>> start RECORD LIST

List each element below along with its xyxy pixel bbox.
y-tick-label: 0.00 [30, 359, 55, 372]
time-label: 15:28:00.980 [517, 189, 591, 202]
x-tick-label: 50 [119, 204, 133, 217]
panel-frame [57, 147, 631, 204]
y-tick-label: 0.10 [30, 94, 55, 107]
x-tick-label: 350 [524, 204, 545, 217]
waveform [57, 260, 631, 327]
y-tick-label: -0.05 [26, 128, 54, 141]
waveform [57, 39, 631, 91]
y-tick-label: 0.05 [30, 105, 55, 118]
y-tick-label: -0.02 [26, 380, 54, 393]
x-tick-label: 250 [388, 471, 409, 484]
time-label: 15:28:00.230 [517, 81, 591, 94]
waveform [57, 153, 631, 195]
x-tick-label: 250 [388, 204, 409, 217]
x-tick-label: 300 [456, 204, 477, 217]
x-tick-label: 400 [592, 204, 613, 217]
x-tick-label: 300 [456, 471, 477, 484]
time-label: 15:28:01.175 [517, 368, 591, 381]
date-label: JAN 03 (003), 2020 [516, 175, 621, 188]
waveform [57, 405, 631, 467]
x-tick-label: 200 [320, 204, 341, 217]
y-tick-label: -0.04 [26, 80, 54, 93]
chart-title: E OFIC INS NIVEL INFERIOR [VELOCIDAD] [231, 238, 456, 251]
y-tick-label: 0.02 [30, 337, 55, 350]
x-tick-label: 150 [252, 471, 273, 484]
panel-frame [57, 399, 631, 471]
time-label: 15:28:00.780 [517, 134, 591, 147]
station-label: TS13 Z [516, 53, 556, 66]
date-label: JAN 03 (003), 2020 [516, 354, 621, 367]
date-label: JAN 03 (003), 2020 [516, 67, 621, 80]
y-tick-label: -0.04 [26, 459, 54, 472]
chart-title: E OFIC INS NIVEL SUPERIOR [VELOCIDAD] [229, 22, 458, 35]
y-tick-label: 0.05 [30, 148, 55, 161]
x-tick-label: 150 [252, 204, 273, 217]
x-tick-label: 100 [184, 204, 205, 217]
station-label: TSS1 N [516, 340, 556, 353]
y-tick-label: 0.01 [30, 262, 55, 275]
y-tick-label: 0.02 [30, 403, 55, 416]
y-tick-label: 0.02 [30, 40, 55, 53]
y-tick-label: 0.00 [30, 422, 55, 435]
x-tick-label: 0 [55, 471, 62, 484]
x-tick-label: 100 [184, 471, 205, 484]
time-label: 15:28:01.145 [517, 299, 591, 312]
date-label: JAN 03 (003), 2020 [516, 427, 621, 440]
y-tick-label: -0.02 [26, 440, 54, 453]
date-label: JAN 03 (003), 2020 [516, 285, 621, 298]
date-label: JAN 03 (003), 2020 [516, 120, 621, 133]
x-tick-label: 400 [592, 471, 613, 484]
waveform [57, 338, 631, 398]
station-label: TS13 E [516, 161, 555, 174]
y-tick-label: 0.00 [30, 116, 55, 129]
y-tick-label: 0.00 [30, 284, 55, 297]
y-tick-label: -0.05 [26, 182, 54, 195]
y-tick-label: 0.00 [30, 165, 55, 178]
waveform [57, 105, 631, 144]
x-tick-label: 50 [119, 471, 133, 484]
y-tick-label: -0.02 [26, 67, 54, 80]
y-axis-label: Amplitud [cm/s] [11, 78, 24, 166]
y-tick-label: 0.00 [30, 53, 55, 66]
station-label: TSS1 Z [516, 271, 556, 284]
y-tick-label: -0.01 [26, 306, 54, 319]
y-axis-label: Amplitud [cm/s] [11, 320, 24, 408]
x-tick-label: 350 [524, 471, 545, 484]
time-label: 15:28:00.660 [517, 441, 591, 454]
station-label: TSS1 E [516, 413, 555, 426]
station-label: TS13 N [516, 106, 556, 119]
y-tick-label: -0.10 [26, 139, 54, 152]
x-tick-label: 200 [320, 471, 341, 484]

>> end RECORD LIST

→ **DO THIS**
Write out every line of the listing above exactly, with nothing added, dropped, or changed.

→ **TASK OUTPUT**
List each element below along with its xyxy pixel bbox.
y-tick-label: 0.00 [30, 359, 55, 372]
time-label: 15:28:00.980 [517, 189, 591, 202]
x-tick-label: 50 [119, 204, 133, 217]
panel-frame [57, 147, 631, 204]
y-tick-label: 0.10 [30, 94, 55, 107]
x-tick-label: 350 [524, 204, 545, 217]
waveform [57, 260, 631, 327]
y-tick-label: -0.05 [26, 128, 54, 141]
waveform [57, 39, 631, 91]
y-tick-label: 0.05 [30, 105, 55, 118]
y-tick-label: -0.02 [26, 380, 54, 393]
x-tick-label: 250 [388, 471, 409, 484]
time-label: 15:28:00.230 [517, 81, 591, 94]
waveform [57, 153, 631, 195]
x-tick-label: 250 [388, 204, 409, 217]
x-tick-label: 300 [456, 204, 477, 217]
x-tick-label: 400 [592, 204, 613, 217]
x-tick-label: 300 [456, 471, 477, 484]
time-label: 15:28:01.175 [517, 368, 591, 381]
date-label: JAN 03 (003), 2020 [516, 175, 621, 188]
waveform [57, 405, 631, 467]
x-tick-label: 200 [320, 204, 341, 217]
y-tick-label: -0.04 [26, 80, 54, 93]
chart-title: E OFIC INS NIVEL INFERIOR [VELOCIDAD] [231, 238, 456, 251]
y-tick-label: 0.02 [30, 337, 55, 350]
x-tick-label: 150 [252, 471, 273, 484]
panel-frame [57, 399, 631, 471]
time-label: 15:28:00.780 [517, 134, 591, 147]
station-label: TS13 Z [516, 53, 556, 66]
date-label: JAN 03 (003), 2020 [516, 354, 621, 367]
date-label: JAN 03 (003), 2020 [516, 67, 621, 80]
y-tick-label: -0.04 [26, 459, 54, 472]
chart-title: E OFIC INS NIVEL SUPERIOR [VELOCIDAD] [229, 22, 458, 35]
y-tick-label: 0.05 [30, 148, 55, 161]
x-tick-label: 150 [252, 204, 273, 217]
x-tick-label: 100 [184, 204, 205, 217]
station-label: TSS1 N [516, 340, 556, 353]
y-tick-label: 0.01 [30, 262, 55, 275]
y-tick-label: 0.02 [30, 403, 55, 416]
y-tick-label: 0.02 [30, 40, 55, 53]
y-tick-label: 0.00 [30, 422, 55, 435]
x-tick-label: 0 [55, 471, 62, 484]
x-tick-label: 100 [184, 471, 205, 484]
time-label: 15:28:01.145 [517, 299, 591, 312]
date-label: JAN 03 (003), 2020 [516, 427, 621, 440]
y-tick-label: -0.02 [26, 440, 54, 453]
date-label: JAN 03 (003), 2020 [516, 285, 621, 298]
date-label: JAN 03 (003), 2020 [516, 120, 621, 133]
x-tick-label: 400 [592, 471, 613, 484]
waveform [57, 338, 631, 398]
station-label: TS13 E [516, 161, 555, 174]
y-tick-label: 0.00 [30, 116, 55, 129]
y-tick-label: 0.00 [30, 284, 55, 297]
y-tick-label: -0.05 [26, 182, 54, 195]
y-tick-label: 0.00 [30, 165, 55, 178]
waveform [57, 105, 631, 144]
x-tick-label: 50 [119, 471, 133, 484]
y-tick-label: -0.02 [26, 67, 54, 80]
y-axis-label: Amplitud [cm/s] [11, 78, 24, 166]
y-tick-label: 0.00 [30, 53, 55, 66]
station-label: TSS1 Z [516, 271, 556, 284]
y-tick-label: -0.01 [26, 306, 54, 319]
y-axis-label: Amplitud [cm/s] [11, 320, 24, 408]
x-tick-label: 350 [524, 471, 545, 484]
time-label: 15:28:00.660 [517, 441, 591, 454]
station-label: TSS1 E [516, 413, 555, 426]
station-label: TS13 N [516, 106, 556, 119]
y-tick-label: -0.10 [26, 139, 54, 152]
x-tick-label: 200 [320, 471, 341, 484]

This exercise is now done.